# Task requirements
Quote the data below in full, minus the images.

☆ ☆ ☆ ☆ ☆

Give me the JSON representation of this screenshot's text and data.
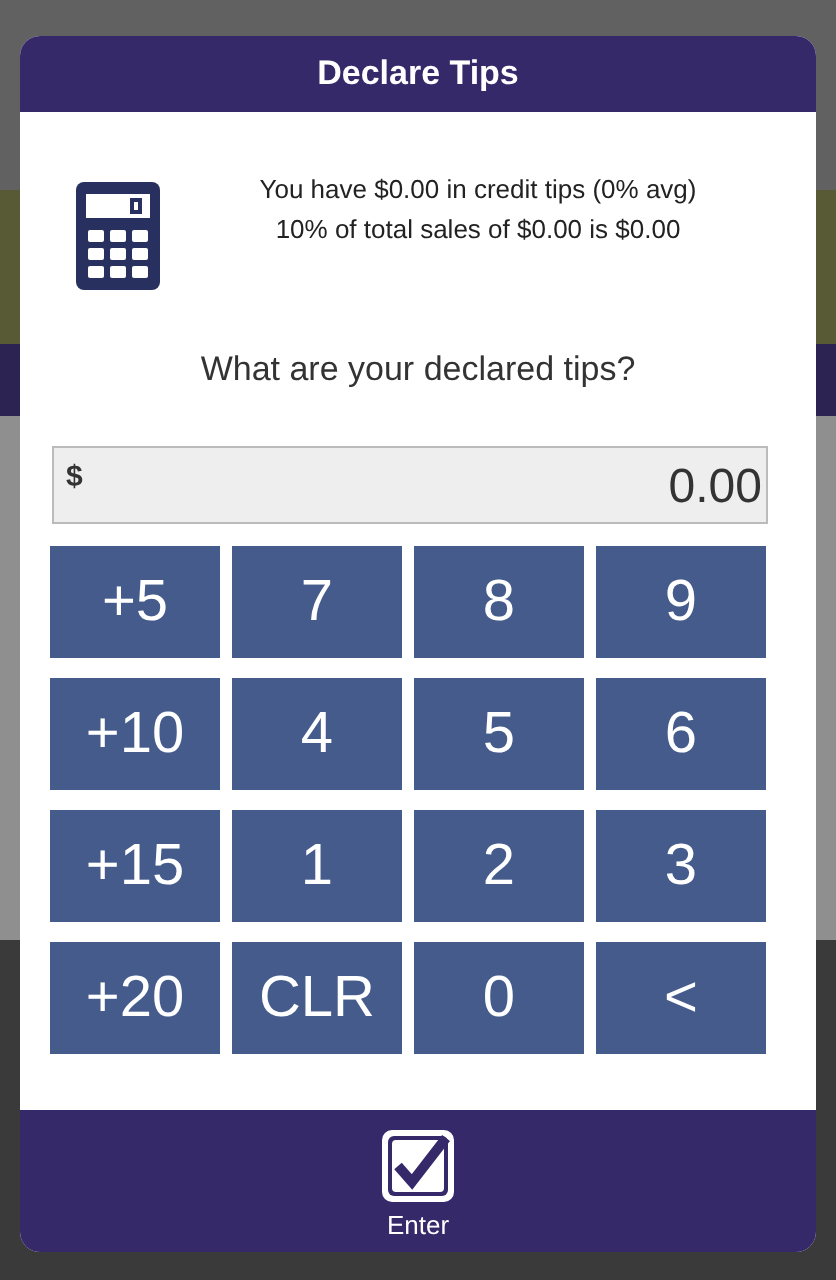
{
  "dialog": {
    "title": "Declare Tips"
  },
  "summary": [
    "You have $0.00 in credit tips (0% avg)",
    "10% of total sales of $0.00 is $0.00"
  ],
  "question": "What are your declared tips?",
  "amount_field": {
    "currency": "$",
    "value": "0.00"
  },
  "keys": [
    "+5",
    "7",
    "8",
    "9",
    "+10",
    "4",
    "5",
    "6",
    "+15",
    "1",
    "2",
    "3",
    "+20",
    "CLR",
    "0",
    "<"
  ],
  "footer": {
    "enter": {
      "label": "Enter",
      "checked": true
    }
  }
}
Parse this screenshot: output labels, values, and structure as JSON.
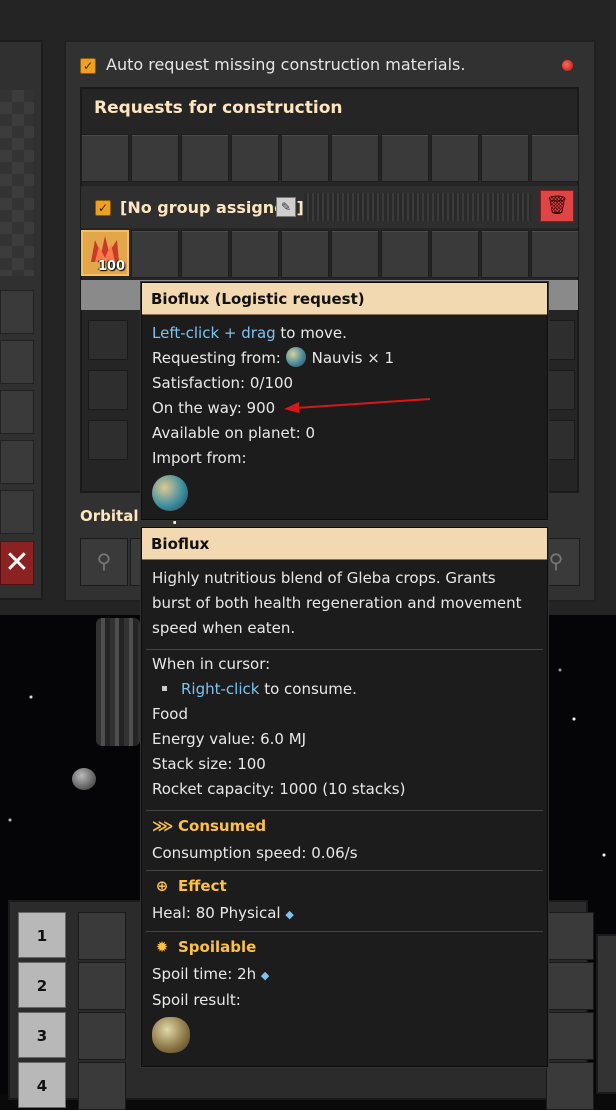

☆ ☆ ☆ ☆ ☆

# Reply
Give me the JSON representation of this screenshot's text and data.
{
  "dialog": {
    "title": "Declare Tips"
  },
  "summary": [
    "You have $0.00 in credit tips (0% avg)",
    "10% of total sales of $0.00 is $0.00"
  ],
  "question": "What are your declared tips?",
  "amount_field": {
    "currency": "$",
    "value": "0.00"
  },
  "keys": [
    "+5",
    "7",
    "8",
    "9",
    "+10",
    "4",
    "5",
    "6",
    "+15",
    "1",
    "2",
    "3",
    "+20",
    "CLR",
    "0",
    "<"
  ],
  "footer": {
    "enter": {
      "label": "Enter",
      "checked": true
    }
  }
}
Parse this screenshot: output labels, values, and structure as JSON.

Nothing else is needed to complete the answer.